Stated exercise ▸ Reply with one number only: the count of lines below that contain the word "berarti".

Data records ▸
-- -- --

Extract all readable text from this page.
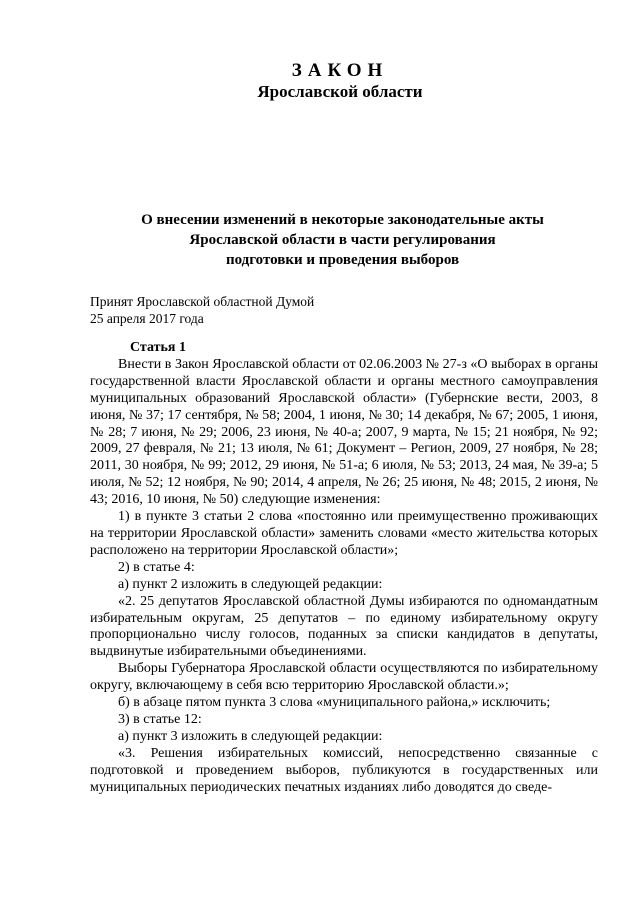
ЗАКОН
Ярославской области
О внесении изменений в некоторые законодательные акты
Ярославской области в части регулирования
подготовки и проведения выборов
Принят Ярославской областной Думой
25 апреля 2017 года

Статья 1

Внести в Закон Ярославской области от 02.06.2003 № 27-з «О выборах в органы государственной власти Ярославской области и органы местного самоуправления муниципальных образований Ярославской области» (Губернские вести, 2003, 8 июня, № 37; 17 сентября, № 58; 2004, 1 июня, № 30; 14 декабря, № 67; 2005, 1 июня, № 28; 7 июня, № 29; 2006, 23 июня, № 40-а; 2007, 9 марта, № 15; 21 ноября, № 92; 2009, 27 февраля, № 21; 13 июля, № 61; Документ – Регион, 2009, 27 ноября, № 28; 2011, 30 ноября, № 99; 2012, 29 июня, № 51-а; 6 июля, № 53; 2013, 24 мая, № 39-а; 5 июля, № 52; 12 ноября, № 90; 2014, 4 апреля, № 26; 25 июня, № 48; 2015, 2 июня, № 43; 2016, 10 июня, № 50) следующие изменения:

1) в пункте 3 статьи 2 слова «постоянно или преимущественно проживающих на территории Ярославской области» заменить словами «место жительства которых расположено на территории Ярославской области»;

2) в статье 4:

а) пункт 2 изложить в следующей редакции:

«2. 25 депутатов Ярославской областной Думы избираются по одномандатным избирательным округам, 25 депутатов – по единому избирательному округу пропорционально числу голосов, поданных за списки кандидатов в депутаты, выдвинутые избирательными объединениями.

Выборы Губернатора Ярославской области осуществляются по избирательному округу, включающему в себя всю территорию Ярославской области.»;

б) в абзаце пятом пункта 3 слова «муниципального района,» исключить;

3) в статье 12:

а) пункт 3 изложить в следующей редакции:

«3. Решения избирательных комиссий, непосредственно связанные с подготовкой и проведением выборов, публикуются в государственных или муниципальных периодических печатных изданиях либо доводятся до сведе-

-- -- --

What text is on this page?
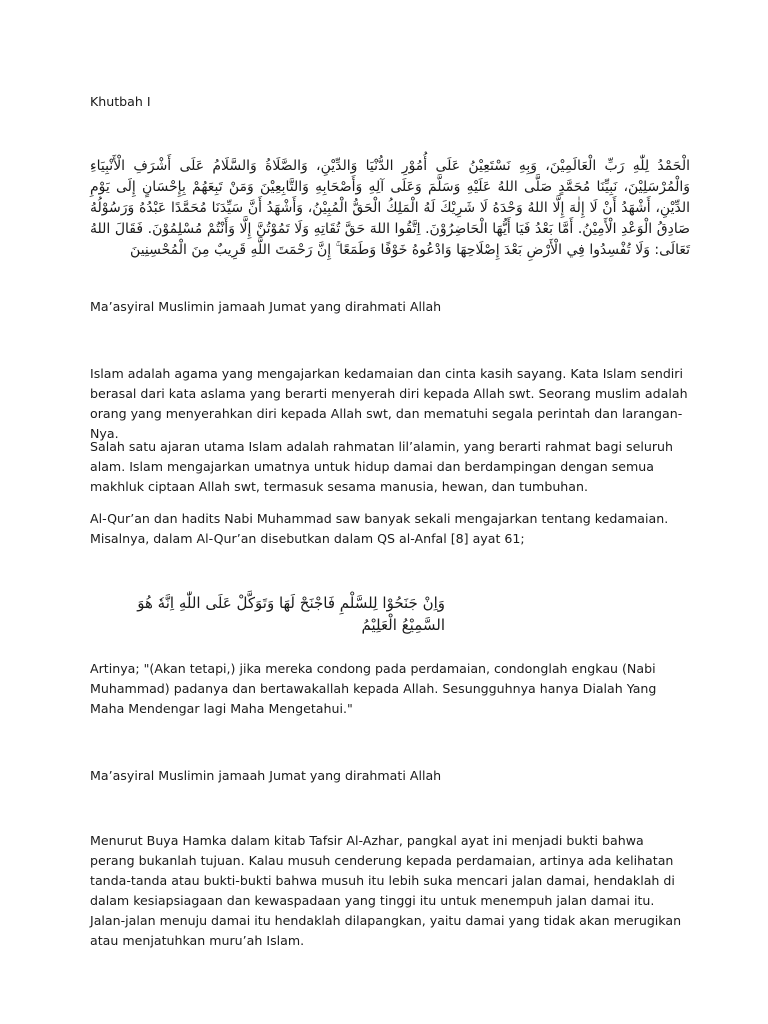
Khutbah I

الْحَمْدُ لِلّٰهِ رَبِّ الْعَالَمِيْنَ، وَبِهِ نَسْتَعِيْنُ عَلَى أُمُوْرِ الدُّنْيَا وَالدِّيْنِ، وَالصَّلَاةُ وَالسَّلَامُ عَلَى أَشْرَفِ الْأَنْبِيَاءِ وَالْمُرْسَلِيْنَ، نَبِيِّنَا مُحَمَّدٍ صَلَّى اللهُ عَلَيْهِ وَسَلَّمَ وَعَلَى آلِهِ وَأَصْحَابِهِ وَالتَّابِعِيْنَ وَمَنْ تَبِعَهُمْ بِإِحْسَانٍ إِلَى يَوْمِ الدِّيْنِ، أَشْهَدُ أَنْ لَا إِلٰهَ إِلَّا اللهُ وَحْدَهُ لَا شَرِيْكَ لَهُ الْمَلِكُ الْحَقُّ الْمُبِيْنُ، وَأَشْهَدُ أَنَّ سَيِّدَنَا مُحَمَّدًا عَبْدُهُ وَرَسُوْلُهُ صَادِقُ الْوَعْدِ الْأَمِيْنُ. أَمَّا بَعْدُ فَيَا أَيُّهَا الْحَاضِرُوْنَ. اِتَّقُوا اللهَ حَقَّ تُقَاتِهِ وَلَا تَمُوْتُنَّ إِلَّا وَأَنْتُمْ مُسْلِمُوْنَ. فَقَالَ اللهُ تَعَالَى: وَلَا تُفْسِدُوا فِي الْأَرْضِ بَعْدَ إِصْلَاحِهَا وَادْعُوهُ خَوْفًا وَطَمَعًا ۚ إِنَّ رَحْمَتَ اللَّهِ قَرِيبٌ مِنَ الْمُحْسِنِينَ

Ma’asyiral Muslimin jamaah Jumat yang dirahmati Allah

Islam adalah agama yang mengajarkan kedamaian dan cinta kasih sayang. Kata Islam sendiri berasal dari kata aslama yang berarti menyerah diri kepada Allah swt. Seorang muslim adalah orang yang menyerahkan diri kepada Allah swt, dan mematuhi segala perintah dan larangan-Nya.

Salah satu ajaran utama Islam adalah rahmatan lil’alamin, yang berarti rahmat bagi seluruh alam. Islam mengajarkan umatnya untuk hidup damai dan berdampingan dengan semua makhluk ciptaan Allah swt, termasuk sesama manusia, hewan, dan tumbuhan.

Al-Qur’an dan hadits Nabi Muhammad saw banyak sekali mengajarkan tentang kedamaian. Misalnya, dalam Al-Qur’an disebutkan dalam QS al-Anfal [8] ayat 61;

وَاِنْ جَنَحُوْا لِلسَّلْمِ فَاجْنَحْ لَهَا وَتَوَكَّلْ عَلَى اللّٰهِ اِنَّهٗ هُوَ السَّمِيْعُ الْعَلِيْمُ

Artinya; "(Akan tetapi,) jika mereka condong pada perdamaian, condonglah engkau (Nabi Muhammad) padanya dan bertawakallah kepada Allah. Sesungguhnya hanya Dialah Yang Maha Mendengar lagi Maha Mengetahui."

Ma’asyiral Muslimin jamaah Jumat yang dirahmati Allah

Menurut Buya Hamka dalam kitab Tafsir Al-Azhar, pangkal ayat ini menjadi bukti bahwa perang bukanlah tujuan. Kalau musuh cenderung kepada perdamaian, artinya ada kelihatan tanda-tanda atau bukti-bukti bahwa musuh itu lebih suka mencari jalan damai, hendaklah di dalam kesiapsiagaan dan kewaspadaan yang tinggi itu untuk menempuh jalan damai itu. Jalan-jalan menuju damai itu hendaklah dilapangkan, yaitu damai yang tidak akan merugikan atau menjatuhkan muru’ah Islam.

-- -- --

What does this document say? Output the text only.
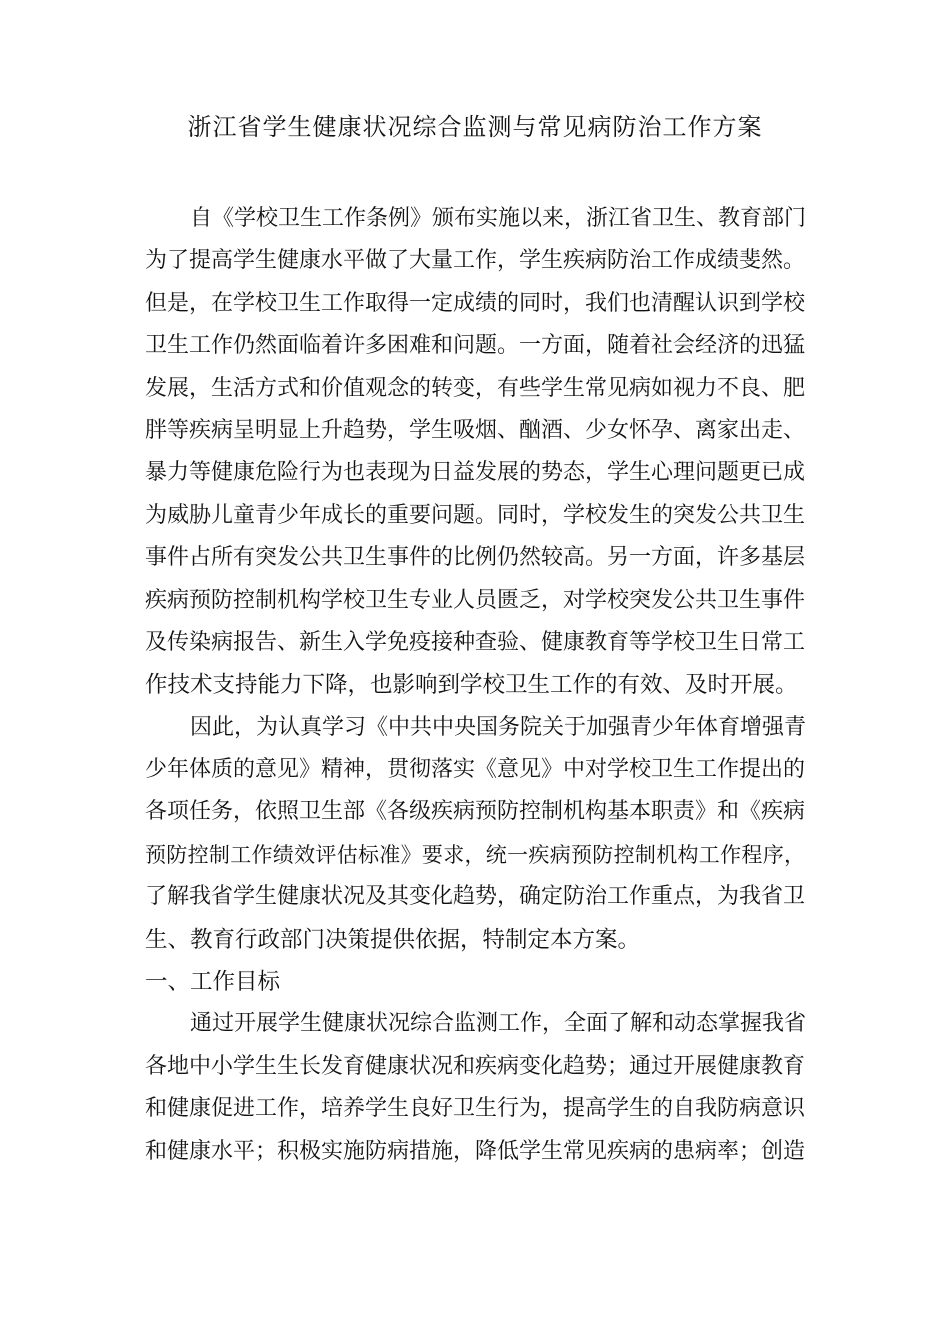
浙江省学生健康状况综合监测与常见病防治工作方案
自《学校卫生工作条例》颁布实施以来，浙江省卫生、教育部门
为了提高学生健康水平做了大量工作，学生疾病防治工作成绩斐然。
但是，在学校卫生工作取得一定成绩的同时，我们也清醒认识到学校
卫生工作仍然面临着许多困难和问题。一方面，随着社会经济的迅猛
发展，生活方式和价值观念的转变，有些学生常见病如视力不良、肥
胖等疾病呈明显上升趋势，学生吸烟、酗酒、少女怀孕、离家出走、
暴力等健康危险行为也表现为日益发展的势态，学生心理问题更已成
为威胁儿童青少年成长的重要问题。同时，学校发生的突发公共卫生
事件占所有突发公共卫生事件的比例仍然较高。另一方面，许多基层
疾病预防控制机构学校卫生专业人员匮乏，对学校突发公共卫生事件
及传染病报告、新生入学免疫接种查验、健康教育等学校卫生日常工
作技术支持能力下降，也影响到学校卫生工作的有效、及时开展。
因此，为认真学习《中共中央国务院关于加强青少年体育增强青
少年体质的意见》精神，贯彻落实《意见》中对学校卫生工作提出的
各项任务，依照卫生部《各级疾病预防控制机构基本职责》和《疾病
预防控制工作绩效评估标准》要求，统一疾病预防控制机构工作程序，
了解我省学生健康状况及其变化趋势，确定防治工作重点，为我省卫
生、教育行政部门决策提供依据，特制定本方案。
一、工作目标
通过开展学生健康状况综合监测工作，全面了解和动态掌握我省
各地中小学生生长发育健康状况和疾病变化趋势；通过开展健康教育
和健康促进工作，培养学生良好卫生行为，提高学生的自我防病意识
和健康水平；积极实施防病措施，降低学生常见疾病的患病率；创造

-- -- --

Problem solution ▸ 2